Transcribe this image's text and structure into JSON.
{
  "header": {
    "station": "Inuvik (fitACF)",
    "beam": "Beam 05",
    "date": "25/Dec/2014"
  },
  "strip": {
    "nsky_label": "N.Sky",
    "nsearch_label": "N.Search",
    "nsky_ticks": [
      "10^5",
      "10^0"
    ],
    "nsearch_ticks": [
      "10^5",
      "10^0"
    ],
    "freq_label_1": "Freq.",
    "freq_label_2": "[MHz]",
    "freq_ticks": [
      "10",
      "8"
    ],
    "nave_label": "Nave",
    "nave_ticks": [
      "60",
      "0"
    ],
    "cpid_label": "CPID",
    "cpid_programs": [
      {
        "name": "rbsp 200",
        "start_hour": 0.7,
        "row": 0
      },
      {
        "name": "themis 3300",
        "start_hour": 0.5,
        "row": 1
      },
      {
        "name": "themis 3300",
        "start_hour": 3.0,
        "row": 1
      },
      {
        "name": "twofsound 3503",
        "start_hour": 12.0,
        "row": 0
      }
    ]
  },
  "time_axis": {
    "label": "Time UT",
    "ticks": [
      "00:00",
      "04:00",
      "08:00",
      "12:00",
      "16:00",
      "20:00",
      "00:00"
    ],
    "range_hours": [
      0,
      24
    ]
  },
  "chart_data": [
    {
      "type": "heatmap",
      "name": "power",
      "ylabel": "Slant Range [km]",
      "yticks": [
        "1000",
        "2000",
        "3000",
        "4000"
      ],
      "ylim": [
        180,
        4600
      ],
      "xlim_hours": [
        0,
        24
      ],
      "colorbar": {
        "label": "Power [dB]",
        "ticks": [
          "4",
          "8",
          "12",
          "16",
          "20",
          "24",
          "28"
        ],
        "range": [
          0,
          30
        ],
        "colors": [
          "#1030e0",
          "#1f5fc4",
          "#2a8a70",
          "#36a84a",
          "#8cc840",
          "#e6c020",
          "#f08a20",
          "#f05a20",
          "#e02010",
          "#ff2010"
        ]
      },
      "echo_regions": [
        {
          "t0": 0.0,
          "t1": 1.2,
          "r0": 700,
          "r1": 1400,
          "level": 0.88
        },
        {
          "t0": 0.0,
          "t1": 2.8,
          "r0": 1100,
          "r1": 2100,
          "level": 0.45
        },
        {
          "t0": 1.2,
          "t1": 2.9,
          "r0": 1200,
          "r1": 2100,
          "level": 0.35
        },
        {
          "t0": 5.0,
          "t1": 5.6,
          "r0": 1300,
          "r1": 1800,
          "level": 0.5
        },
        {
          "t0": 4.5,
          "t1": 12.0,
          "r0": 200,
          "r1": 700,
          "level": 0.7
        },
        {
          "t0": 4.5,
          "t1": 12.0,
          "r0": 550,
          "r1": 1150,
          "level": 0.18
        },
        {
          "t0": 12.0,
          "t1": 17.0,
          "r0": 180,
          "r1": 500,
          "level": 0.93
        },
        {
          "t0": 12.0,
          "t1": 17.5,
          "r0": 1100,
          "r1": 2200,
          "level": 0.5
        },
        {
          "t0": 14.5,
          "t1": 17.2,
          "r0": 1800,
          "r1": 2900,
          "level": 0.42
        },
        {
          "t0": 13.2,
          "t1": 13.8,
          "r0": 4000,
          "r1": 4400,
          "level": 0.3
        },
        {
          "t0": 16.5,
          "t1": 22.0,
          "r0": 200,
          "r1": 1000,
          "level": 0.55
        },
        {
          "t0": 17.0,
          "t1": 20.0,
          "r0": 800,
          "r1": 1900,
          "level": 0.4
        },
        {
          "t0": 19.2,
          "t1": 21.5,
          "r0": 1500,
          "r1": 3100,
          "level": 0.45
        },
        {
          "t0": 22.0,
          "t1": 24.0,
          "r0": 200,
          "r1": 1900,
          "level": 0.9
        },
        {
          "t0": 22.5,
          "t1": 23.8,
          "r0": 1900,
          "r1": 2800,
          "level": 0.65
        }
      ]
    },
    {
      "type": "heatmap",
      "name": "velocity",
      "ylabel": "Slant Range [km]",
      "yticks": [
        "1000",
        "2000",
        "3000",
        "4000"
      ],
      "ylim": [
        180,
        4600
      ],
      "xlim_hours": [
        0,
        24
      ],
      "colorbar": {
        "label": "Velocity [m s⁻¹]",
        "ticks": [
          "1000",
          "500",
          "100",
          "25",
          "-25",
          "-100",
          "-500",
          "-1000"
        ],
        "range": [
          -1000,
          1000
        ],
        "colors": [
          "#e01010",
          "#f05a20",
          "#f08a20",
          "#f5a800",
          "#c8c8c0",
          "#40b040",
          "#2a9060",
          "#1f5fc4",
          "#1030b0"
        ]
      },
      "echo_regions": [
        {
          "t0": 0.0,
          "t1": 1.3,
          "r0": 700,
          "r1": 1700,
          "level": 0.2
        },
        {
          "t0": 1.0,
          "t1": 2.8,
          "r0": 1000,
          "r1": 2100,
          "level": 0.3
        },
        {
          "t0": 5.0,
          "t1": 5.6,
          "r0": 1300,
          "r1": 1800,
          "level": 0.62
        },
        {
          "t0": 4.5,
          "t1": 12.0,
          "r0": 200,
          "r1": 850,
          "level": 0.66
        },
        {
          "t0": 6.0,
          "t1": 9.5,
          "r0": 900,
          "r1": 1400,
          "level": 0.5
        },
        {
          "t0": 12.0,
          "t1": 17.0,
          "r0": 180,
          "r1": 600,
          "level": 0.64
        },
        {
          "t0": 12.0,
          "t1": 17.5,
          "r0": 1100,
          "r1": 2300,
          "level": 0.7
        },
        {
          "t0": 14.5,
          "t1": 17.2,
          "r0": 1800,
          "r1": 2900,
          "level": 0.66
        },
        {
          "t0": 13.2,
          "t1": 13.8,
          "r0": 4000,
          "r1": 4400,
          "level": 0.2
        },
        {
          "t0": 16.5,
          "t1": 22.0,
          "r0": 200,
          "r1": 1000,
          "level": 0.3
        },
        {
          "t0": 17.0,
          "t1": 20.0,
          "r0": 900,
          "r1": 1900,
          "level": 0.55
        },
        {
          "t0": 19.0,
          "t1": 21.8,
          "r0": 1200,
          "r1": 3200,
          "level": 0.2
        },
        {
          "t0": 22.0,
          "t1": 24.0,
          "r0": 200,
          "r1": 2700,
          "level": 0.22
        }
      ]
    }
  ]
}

********************

Output the complete data exactly as written.

Transcribe this image's text and structure into JSON.
{
  "header": {
    "station": "Inuvik (fitACF)",
    "beam": "Beam 05",
    "date": "25/Dec/2014"
  },
  "strip": {
    "nsky_label": "N.Sky",
    "nsearch_label": "N.Search",
    "nsky_ticks": [
      "10^5",
      "10^0"
    ],
    "nsearch_ticks": [
      "10^5",
      "10^0"
    ],
    "freq_label_1": "Freq.",
    "freq_label_2": "[MHz]",
    "freq_ticks": [
      "10",
      "8"
    ],
    "nave_label": "Nave",
    "nave_ticks": [
      "60",
      "0"
    ],
    "cpid_label": "CPID",
    "cpid_programs": [
      {
        "name": "rbsp 200",
        "start_hour": 0.7,
        "row": 0
      },
      {
        "name": "themis 3300",
        "start_hour": 0.5,
        "row": 1
      },
      {
        "name": "themis 3300",
        "start_hour": 3.0,
        "row": 1
      },
      {
        "name": "twofsound 3503",
        "start_hour": 12.0,
        "row": 0
      }
    ]
  },
  "time_axis": {
    "label": "Time UT",
    "ticks": [
      "00:00",
      "04:00",
      "08:00",
      "12:00",
      "16:00",
      "20:00",
      "00:00"
    ],
    "range_hours": [
      0,
      24
    ]
  },
  "chart_data": [
    {
      "type": "heatmap",
      "name": "power",
      "ylabel": "Slant Range [km]",
      "yticks": [
        "1000",
        "2000",
        "3000",
        "4000"
      ],
      "ylim": [
        180,
        4600
      ],
      "xlim_hours": [
        0,
        24
      ],
      "colorbar": {
        "label": "Power [dB]",
        "ticks": [
          "4",
          "8",
          "12",
          "16",
          "20",
          "24",
          "28"
        ],
        "range": [
          0,
          30
        ],
        "colors": [
          "#1030e0",
          "#1f5fc4",
          "#2a8a70",
          "#36a84a",
          "#8cc840",
          "#e6c020",
          "#f08a20",
          "#f05a20",
          "#e02010",
          "#ff2010"
        ]
      },
      "echo_regions": [
        {
          "t0": 0.0,
          "t1": 1.2,
          "r0": 700,
          "r1": 1400,
          "level": 0.88
        },
        {
          "t0": 0.0,
          "t1": 2.8,
          "r0": 1100,
          "r1": 2100,
          "level": 0.45
        },
        {
          "t0": 1.2,
          "t1": 2.9,
          "r0": 1200,
          "r1": 2100,
          "level": 0.35
        },
        {
          "t0": 5.0,
          "t1": 5.6,
          "r0": 1300,
          "r1": 1800,
          "level": 0.5
        },
        {
          "t0": 4.5,
          "t1": 12.0,
          "r0": 200,
          "r1": 700,
          "level": 0.7
        },
        {
          "t0": 4.5,
          "t1": 12.0,
          "r0": 550,
          "r1": 1150,
          "level": 0.18
        },
        {
          "t0": 12.0,
          "t1": 17.0,
          "r0": 180,
          "r1": 500,
          "level": 0.93
        },
        {
          "t0": 12.0,
          "t1": 17.5,
          "r0": 1100,
          "r1": 2200,
          "level": 0.5
        },
        {
          "t0": 14.5,
          "t1": 17.2,
          "r0": 1800,
          "r1": 2900,
          "level": 0.42
        },
        {
          "t0": 13.2,
          "t1": 13.8,
          "r0": 4000,
          "r1": 4400,
          "level": 0.3
        },
        {
          "t0": 16.5,
          "t1": 22.0,
          "r0": 200,
          "r1": 1000,
          "level": 0.55
        },
        {
          "t0": 17.0,
          "t1": 20.0,
          "r0": 800,
          "r1": 1900,
          "level": 0.4
        },
        {
          "t0": 19.2,
          "t1": 21.5,
          "r0": 1500,
          "r1": 3100,
          "level": 0.45
        },
        {
          "t0": 22.0,
          "t1": 24.0,
          "r0": 200,
          "r1": 1900,
          "level": 0.9
        },
        {
          "t0": 22.5,
          "t1": 23.8,
          "r0": 1900,
          "r1": 2800,
          "level": 0.65
        }
      ]
    },
    {
      "type": "heatmap",
      "name": "velocity",
      "ylabel": "Slant Range [km]",
      "yticks": [
        "1000",
        "2000",
        "3000",
        "4000"
      ],
      "ylim": [
        180,
        4600
      ],
      "xlim_hours": [
        0,
        24
      ],
      "colorbar": {
        "label": "Velocity [m s⁻¹]",
        "ticks": [
          "1000",
          "500",
          "100",
          "25",
          "-25",
          "-100",
          "-500",
          "-1000"
        ],
        "range": [
          -1000,
          1000
        ],
        "colors": [
          "#e01010",
          "#f05a20",
          "#f08a20",
          "#f5a800",
          "#c8c8c0",
          "#40b040",
          "#2a9060",
          "#1f5fc4",
          "#1030b0"
        ]
      },
      "echo_regions": [
        {
          "t0": 0.0,
          "t1": 1.3,
          "r0": 700,
          "r1": 1700,
          "level": 0.2
        },
        {
          "t0": 1.0,
          "t1": 2.8,
          "r0": 1000,
          "r1": 2100,
          "level": 0.3
        },
        {
          "t0": 5.0,
          "t1": 5.6,
          "r0": 1300,
          "r1": 1800,
          "level": 0.62
        },
        {
          "t0": 4.5,
          "t1": 12.0,
          "r0": 200,
          "r1": 850,
          "level": 0.66
        },
        {
          "t0": 6.0,
          "t1": 9.5,
          "r0": 900,
          "r1": 1400,
          "level": 0.5
        },
        {
          "t0": 12.0,
          "t1": 17.0,
          "r0": 180,
          "r1": 600,
          "level": 0.64
        },
        {
          "t0": 12.0,
          "t1": 17.5,
          "r0": 1100,
          "r1": 2300,
          "level": 0.7
        },
        {
          "t0": 14.5,
          "t1": 17.2,
          "r0": 1800,
          "r1": 2900,
          "level": 0.66
        },
        {
          "t0": 13.2,
          "t1": 13.8,
          "r0": 4000,
          "r1": 4400,
          "level": 0.2
        },
        {
          "t0": 16.5,
          "t1": 22.0,
          "r0": 200,
          "r1": 1000,
          "level": 0.3
        },
        {
          "t0": 17.0,
          "t1": 20.0,
          "r0": 900,
          "r1": 1900,
          "level": 0.55
        },
        {
          "t0": 19.0,
          "t1": 21.8,
          "r0": 1200,
          "r1": 3200,
          "level": 0.2
        },
        {
          "t0": 22.0,
          "t1": 24.0,
          "r0": 200,
          "r1": 2700,
          "level": 0.22
        }
      ]
    }
  ]
}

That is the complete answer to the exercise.